### Exercise set
1. From the funStatTest reference manual, reproduce the passage from "Package 'funStatTest' reference" up to and including "analysis using simulations.".
2. According to the funStatTest reference manual, which publication introduced the median-based tests that the package implements?
3. Extend the funStatTest reference manual beyond its last line.

### Excerpted passage
***

Package 'funStatTest' reference manual

Title:	Statistical Testing for Functional Data
Description:	Implementation of two sample comparison procedures based on median-based statistical tests for functional data, introduced in Smida et al (2022) <doi:10.1080/10485252.2022.2064997>. Other competitive state-of-the-art approaches proposed by Chakraborty and Chaudhuri (2015) <doi:10.1093/biomet/asu072>, Horvath et al (2013) <doi:10.1111/j.1467-9868.2012.01032.x> or Cuevas et al (2004) <doi:10.1016/j.csda.2003.10.021> are also included in the package, as well as procedures to run test result comparisons and power analysis using simulations.

***

### Data listing
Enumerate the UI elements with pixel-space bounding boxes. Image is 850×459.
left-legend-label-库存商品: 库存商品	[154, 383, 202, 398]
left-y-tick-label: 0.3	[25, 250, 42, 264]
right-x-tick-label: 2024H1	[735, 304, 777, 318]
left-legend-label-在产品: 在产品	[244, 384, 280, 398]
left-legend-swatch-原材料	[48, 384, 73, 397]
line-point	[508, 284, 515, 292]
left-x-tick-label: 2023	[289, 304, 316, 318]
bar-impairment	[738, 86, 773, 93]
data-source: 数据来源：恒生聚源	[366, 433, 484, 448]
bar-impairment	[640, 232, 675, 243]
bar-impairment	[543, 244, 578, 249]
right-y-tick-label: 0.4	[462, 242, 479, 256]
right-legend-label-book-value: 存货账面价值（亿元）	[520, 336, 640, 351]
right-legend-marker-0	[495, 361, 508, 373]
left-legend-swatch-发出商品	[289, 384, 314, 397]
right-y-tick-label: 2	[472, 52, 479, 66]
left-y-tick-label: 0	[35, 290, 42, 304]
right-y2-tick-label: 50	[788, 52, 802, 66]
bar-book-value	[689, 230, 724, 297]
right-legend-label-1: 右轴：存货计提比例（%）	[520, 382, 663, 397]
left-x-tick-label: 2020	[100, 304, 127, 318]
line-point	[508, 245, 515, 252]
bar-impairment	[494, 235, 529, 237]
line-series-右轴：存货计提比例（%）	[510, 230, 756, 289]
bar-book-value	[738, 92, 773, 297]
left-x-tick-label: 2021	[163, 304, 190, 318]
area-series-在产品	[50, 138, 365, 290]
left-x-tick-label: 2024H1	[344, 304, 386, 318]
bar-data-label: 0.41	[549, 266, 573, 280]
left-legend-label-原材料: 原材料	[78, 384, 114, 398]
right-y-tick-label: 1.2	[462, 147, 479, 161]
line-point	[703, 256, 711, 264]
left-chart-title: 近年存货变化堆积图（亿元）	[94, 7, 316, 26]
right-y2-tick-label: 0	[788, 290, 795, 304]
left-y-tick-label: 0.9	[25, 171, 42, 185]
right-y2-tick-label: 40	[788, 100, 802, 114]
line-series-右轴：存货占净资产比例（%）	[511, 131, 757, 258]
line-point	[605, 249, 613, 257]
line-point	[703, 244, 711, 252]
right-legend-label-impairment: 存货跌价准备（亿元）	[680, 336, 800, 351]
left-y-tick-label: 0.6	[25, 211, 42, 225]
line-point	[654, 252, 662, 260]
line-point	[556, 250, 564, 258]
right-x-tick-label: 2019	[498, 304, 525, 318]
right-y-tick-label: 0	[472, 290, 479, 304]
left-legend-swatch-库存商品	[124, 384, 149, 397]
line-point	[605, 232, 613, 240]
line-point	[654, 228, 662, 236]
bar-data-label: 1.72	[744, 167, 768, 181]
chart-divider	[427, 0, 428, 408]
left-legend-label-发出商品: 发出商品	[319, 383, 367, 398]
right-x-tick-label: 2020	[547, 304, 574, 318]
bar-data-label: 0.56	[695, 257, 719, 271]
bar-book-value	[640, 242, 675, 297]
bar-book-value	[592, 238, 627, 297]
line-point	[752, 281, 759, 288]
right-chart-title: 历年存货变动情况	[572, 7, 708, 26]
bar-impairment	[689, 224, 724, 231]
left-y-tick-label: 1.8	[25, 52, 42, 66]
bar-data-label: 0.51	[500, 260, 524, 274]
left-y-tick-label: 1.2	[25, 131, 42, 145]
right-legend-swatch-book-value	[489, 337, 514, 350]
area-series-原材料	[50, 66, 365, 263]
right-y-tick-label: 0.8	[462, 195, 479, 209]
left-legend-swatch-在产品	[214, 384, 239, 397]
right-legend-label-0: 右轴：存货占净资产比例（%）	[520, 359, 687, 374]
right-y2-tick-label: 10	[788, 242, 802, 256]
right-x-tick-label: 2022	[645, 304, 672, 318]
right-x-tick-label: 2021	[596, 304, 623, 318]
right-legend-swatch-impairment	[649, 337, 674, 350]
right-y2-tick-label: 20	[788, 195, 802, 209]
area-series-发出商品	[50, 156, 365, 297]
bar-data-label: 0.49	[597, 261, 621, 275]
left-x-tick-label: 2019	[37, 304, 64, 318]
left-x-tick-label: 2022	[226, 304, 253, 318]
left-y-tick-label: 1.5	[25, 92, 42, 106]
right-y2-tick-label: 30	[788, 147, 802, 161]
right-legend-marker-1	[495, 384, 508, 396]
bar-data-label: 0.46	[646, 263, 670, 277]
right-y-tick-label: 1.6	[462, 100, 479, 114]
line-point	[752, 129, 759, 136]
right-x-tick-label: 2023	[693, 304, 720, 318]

***

### Answers for the exercise
1.
Package 'funStatTest' reference manual

Title:	Statistical Testing for Functional Data
Description:	Implementation of two sample comparison procedures based on median-based statistical tests for functional data, introduced in Smida et al (2022) <doi:10.1080/10485252.2022.2064997>. Other competitive state-of-the-art approaches proposed by Chakraborty and Chaudhuri (2015) <doi:10.1093/biomet/asu072>, Horvath et al (2013) <doi:10.1111/j.1467-9868.2012.01032.x> or Cuevas et al (2004) <doi:10.1016/j.csda.2003.10.021> are also included in the package, as well as procedures to run test result comparisons and power analysis using simulations.

2. Smida et al (2022)

3.
Authors:	Zaineb Smida [aut] , Ghislain Durif [aut, cre] , Lionel Cucala [aut]
Maintainer:	Ghislain Durif <[email protected]>
License:	AGPL (>= 3)
Version:	1.0.3
Built:	2025-03-20 03:16:06 UTC
Source:	https://github.com/cran/funStatTest

Compute multiple statistics

Description

Computation of the different statistics defined in the package. See Smida et al (2022) for more details.

Usage

comp_stat(MatX, MatY, stat = c("mo", "med"))
comp_stat(MatX, MatY, stat = c("mo", "med"))

Arguments

`MatX`	numeric matrix of dimension `⁠n_point x n⁠` containing `n` trajectories (in columns) of size `n_point` (in rows).
`MatY`	numeric matrix of dimension `⁠n_point x m⁠` containing `m` trajectories (in columns) of size `n_point` (in rows).
`stat`	character string or vector of character string, name of the statistics for which the p-values will be computed, among `"mo"`, `"med"`, `"wmw"`, `"hkr"`, `"cff"`.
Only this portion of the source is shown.